**PROBLEM DETAILS:** Repeat the data below exactly, dropping any pictures it holds.
---------- PROVIDED INFORMATION
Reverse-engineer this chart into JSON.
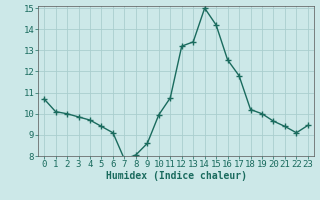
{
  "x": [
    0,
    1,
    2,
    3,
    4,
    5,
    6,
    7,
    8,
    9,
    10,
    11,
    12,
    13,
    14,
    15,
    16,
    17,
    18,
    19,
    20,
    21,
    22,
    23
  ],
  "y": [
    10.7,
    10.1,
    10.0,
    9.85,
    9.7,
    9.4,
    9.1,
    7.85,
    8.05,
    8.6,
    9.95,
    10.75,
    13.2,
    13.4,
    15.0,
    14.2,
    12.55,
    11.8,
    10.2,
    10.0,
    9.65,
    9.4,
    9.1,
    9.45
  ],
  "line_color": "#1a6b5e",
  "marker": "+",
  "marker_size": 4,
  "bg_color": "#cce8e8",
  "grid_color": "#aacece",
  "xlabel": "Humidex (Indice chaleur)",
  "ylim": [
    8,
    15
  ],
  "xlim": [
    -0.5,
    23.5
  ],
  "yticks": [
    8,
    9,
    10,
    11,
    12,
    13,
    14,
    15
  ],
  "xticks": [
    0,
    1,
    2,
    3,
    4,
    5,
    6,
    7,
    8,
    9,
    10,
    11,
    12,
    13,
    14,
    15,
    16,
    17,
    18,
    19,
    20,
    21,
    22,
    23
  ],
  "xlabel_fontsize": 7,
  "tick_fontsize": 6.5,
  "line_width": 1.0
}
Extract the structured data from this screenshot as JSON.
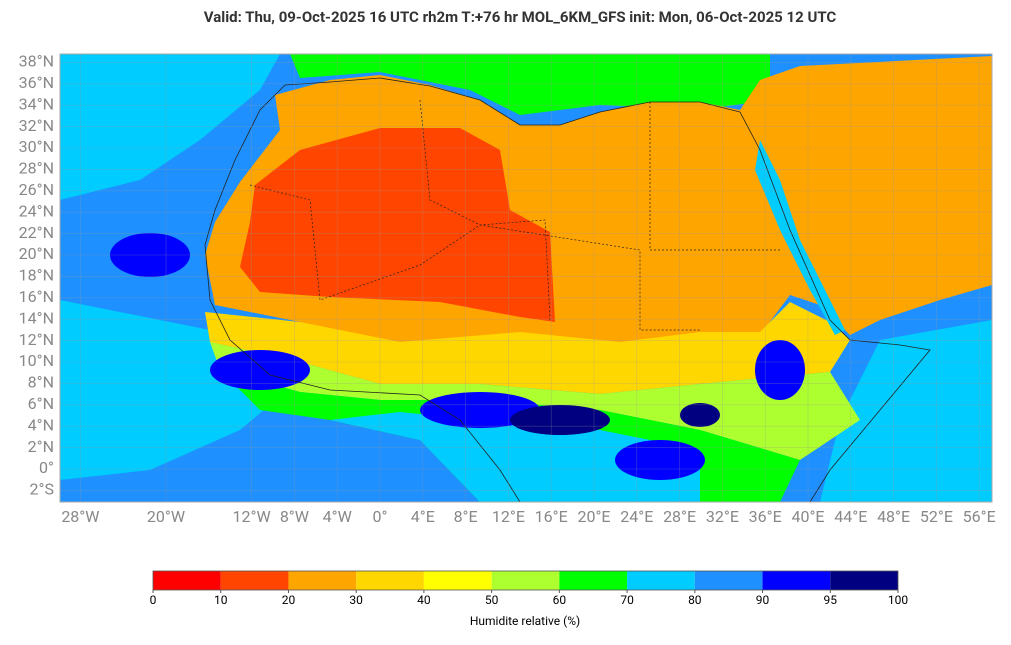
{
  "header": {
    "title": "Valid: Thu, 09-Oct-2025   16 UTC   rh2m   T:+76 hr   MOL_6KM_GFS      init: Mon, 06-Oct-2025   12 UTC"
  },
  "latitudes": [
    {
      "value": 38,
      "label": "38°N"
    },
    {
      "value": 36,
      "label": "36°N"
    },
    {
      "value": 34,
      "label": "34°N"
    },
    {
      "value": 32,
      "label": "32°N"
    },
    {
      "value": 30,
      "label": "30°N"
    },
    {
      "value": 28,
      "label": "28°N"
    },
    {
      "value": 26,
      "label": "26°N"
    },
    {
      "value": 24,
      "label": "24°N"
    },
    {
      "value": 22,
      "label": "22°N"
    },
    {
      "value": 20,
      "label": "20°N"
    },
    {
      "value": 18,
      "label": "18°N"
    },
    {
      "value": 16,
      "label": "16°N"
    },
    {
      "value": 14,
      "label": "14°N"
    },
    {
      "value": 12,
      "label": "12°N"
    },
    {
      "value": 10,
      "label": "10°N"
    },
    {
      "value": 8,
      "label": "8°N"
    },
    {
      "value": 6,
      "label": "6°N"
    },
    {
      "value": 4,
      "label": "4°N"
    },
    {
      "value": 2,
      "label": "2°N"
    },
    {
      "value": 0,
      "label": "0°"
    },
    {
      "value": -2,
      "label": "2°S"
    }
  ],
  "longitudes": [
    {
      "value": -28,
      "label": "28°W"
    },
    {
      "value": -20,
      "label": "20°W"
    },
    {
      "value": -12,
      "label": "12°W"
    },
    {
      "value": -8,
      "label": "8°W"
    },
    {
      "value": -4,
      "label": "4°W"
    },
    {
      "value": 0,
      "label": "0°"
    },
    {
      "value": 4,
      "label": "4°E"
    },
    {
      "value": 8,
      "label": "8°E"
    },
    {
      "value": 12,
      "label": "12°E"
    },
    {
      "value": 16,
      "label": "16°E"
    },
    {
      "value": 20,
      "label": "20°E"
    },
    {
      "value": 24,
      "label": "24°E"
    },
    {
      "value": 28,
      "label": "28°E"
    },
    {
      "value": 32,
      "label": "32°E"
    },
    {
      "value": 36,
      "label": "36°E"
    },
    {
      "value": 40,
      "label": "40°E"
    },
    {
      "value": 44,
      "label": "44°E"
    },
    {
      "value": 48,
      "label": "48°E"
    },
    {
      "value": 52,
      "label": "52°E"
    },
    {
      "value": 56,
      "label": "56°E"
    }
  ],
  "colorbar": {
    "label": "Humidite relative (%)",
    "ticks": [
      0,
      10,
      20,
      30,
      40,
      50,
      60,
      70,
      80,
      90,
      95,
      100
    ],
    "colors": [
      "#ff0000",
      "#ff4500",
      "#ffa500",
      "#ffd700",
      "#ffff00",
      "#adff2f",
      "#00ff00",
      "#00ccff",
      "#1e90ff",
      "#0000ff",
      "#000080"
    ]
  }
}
--------------------
**RESPONSE TO THE TASK:**
Reverse-engineer this chart into JSON.
{
  "x": [
    0,
    1,
    2,
    3,
    4,
    5,
    6,
    7,
    8,
    9,
    10,
    11,
    12,
    13,
    14,
    15,
    16,
    17,
    18,
    19,
    20,
    21,
    22,
    23
  ],
  "y": [
    10.7,
    10.1,
    10.0,
    9.85,
    9.7,
    9.4,
    9.1,
    7.85,
    8.05,
    8.6,
    9.95,
    10.75,
    13.2,
    13.4,
    15.0,
    14.2,
    12.55,
    11.8,
    10.2,
    10.0,
    9.65,
    9.4,
    9.1,
    9.45
  ],
  "line_color": "#1a6b5e",
  "marker": "+",
  "marker_size": 4,
  "bg_color": "#cce8e8",
  "grid_color": "#aacece",
  "xlabel": "Humidex (Indice chaleur)",
  "ylim": [
    8,
    15
  ],
  "xlim": [
    -0.5,
    23.5
  ],
  "yticks": [
    8,
    9,
    10,
    11,
    12,
    13,
    14,
    15
  ],
  "xticks": [
    0,
    1,
    2,
    3,
    4,
    5,
    6,
    7,
    8,
    9,
    10,
    11,
    12,
    13,
    14,
    15,
    16,
    17,
    18,
    19,
    20,
    21,
    22,
    23
  ],
  "xlabel_fontsize": 7,
  "tick_fontsize": 6.5,
  "line_width": 1.0
}
Extract the structured data from this screenshot as JSON.
{
  "header": {
    "title": "Valid: Thu, 09-Oct-2025   16 UTC   rh2m   T:+76 hr   MOL_6KM_GFS      init: Mon, 06-Oct-2025   12 UTC"
  },
  "latitudes": [
    {
      "value": 38,
      "label": "38°N"
    },
    {
      "value": 36,
      "label": "36°N"
    },
    {
      "value": 34,
      "label": "34°N"
    },
    {
      "value": 32,
      "label": "32°N"
    },
    {
      "value": 30,
      "label": "30°N"
    },
    {
      "value": 28,
      "label": "28°N"
    },
    {
      "value": 26,
      "label": "26°N"
    },
    {
      "value": 24,
      "label": "24°N"
    },
    {
      "value": 22,
      "label": "22°N"
    },
    {
      "value": 20,
      "label": "20°N"
    },
    {
      "value": 18,
      "label": "18°N"
    },
    {
      "value": 16,
      "label": "16°N"
    },
    {
      "value": 14,
      "label": "14°N"
    },
    {
      "value": 12,
      "label": "12°N"
    },
    {
      "value": 10,
      "label": "10°N"
    },
    {
      "value": 8,
      "label": "8°N"
    },
    {
      "value": 6,
      "label": "6°N"
    },
    {
      "value": 4,
      "label": "4°N"
    },
    {
      "value": 2,
      "label": "2°N"
    },
    {
      "value": 0,
      "label": "0°"
    },
    {
      "value": -2,
      "label": "2°S"
    }
  ],
  "longitudes": [
    {
      "value": -28,
      "label": "28°W"
    },
    {
      "value": -20,
      "label": "20°W"
    },
    {
      "value": -12,
      "label": "12°W"
    },
    {
      "value": -8,
      "label": "8°W"
    },
    {
      "value": -4,
      "label": "4°W"
    },
    {
      "value": 0,
      "label": "0°"
    },
    {
      "value": 4,
      "label": "4°E"
    },
    {
      "value": 8,
      "label": "8°E"
    },
    {
      "value": 12,
      "label": "12°E"
    },
    {
      "value": 16,
      "label": "16°E"
    },
    {
      "value": 20,
      "label": "20°E"
    },
    {
      "value": 24,
      "label": "24°E"
    },
    {
      "value": 28,
      "label": "28°E"
    },
    {
      "value": 32,
      "label": "32°E"
    },
    {
      "value": 36,
      "label": "36°E"
    },
    {
      "value": 40,
      "label": "40°E"
    },
    {
      "value": 44,
      "label": "44°E"
    },
    {
      "value": 48,
      "label": "48°E"
    },
    {
      "value": 52,
      "label": "52°E"
    },
    {
      "value": 56,
      "label": "56°E"
    }
  ],
  "colorbar": {
    "label": "Humidite relative (%)",
    "ticks": [
      0,
      10,
      20,
      30,
      40,
      50,
      60,
      70,
      80,
      90,
      95,
      100
    ],
    "colors": [
      "#ff0000",
      "#ff4500",
      "#ffa500",
      "#ffd700",
      "#ffff00",
      "#adff2f",
      "#00ff00",
      "#00ccff",
      "#1e90ff",
      "#0000ff",
      "#000080"
    ]
  }
}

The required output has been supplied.